BEGIN
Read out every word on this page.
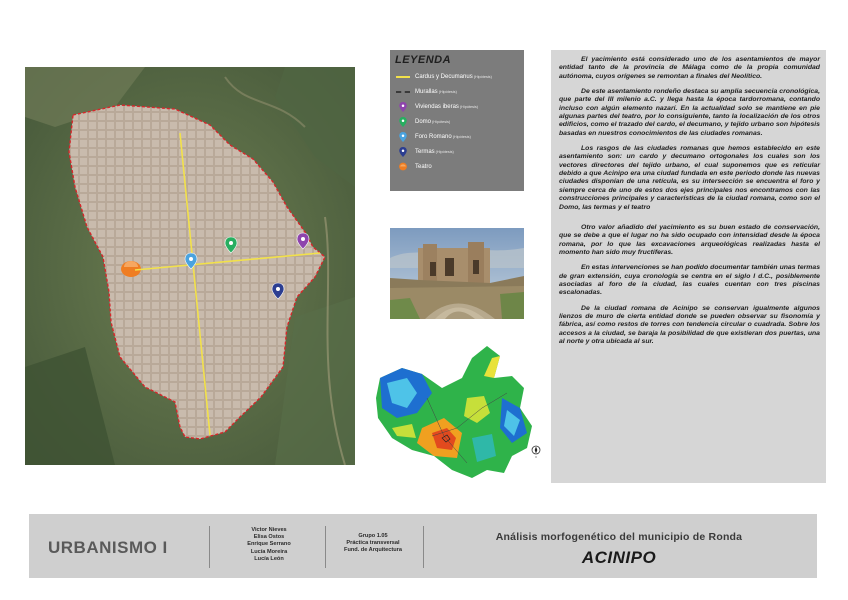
LEYENDA
Cardus y Decumanus (Hipótesis)
Murallas (Hipótesis)
Viviendas iberas (Hipótesis)
Domo (Hipótesis)
Foro Romano (Hipótesis)
Termas (Hipótesis)
Teatro

El yacimiento está considerado uno de los asentamientos de mayor entidad tanto de la provincia de Málaga como de la propia comunidad autónoma, cuyos orígenes se remontan a finales del Neolítico.

De este asentamiento rondeño destaca su amplia secuencia cronológica, que parte del III milenio a.C. y llega hasta la época tardorromana, contando incluso con algún elemento nazarí. En la actualidad solo se mantiene en pie algunas partes del teatro, por lo consiguiente, tanto la localización de los otros edificios, como el trazado del cardo, el decumano, y tejido urbano son hipótesis basadas en nuestros conocimientos de las ciudades romanas.

Los rasgos de las ciudades romanas que hemos establecido en este asentamiento son: un cardo y decumano ortogonales los cuales son los vectores directores del tejido urbano, el cual suponemos que es reticular debido a que Acinipo era una ciudad fundada en este periodo donde las nuevas ciudades disponían de una retícula, es su intersección se encuentra el foro y siempre cerca de uno de estos dos ejes principales nos encontramos con las construcciones principales y características de la ciudad romana, como son el Domo, las termas y el teatro

Otro valor añadido del yacimiento es su buen estado de conservación, que se debe a que el lugar no ha sido ocupado con intensidad desde la época romana, por lo que las excavaciones arqueológicas realizadas hasta el momento han sido muy fructíferas.

En estas intervenciones se han podido documentar también unas termas de gran extensión, cuya cronología se centra en el siglo I d.C., posiblemente asociadas al foro de la ciudad, las cuales cuentan con tres piscinas escalonadas.

De la ciudad romana de Acinipo se conservan igualmente algunos lienzos de muro de cierta entidad donde se pueden observar su fisonomía y fábrica, así como restos de torres con tendencia circular o cuadrada. Sobre los accesos a la ciudad, se baraja la posibilidad de que existieran dos puertas, una al norte y otra ubicada al sur.

URBANISMO I
Victor Nieves
Elisa Ostos
Enrique Serrano
Lucía Moreira
Lucía León
Grupo 1.05
Práctica transversal
Fund. de Arquitectura
Análisis morfogenético del municipio de Ronda
ACINIPO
END
WHAT THIS TASK INVOLVES: Where images occur in the data above, leave them out and repeat everything else exactly.

THE COMPLETED TASK:
Read out every word on this page.
LEYENDA
Cardus y Decumanus (Hipótesis)
Murallas (Hipótesis)
Viviendas iberas (Hipótesis)
Domo (Hipótesis)
Foro Romano (Hipótesis)
Termas (Hipótesis)
Teatro

El yacimiento está considerado uno de los asentamientos de mayor entidad tanto de la provincia de Málaga como de la propia comunidad autónoma, cuyos orígenes se remontan a finales del Neolítico.

De este asentamiento rondeño destaca su amplia secuencia cronológica, que parte del III milenio a.C. y llega hasta la época tardorromana, contando incluso con algún elemento nazarí. En la actualidad solo se mantiene en pie algunas partes del teatro, por lo consiguiente, tanto la localización de los otros edificios, como el trazado del cardo, el decumano, y tejido urbano son hipótesis basadas en nuestros conocimientos de las ciudades romanas.

Los rasgos de las ciudades romanas que hemos establecido en este asentamiento son: un cardo y decumano ortogonales los cuales son los vectores directores del tejido urbano, el cual suponemos que es reticular debido a que Acinipo era una ciudad fundada en este periodo donde las nuevas ciudades disponían de una retícula, es su intersección se encuentra el foro y siempre cerca de uno de estos dos ejes principales nos encontramos con las construcciones principales y características de la ciudad romana, como son el Domo, las termas y el teatro

Otro valor añadido del yacimiento es su buen estado de conservación, que se debe a que el lugar no ha sido ocupado con intensidad desde la época romana, por lo que las excavaciones arqueológicas realizadas hasta el momento han sido muy fructíferas.

En estas intervenciones se han podido documentar también unas termas de gran extensión, cuya cronología se centra en el siglo I d.C., posiblemente asociadas al foro de la ciudad, las cuales cuentan con tres piscinas escalonadas.

De la ciudad romana de Acinipo se conservan igualmente algunos lienzos de muro de cierta entidad donde se pueden observar su fisonomía y fábrica, así como restos de torres con tendencia circular o cuadrada. Sobre los accesos a la ciudad, se baraja la posibilidad de que existieran dos puertas, una al norte y otra ubicada al sur.

URBANISMO I
Victor Nieves
Elisa Ostos
Enrique Serrano
Lucía Moreira
Lucía León
Grupo 1.05
Práctica transversal
Fund. de Arquitectura
Análisis morfogenético del municipio de Ronda
ACINIPO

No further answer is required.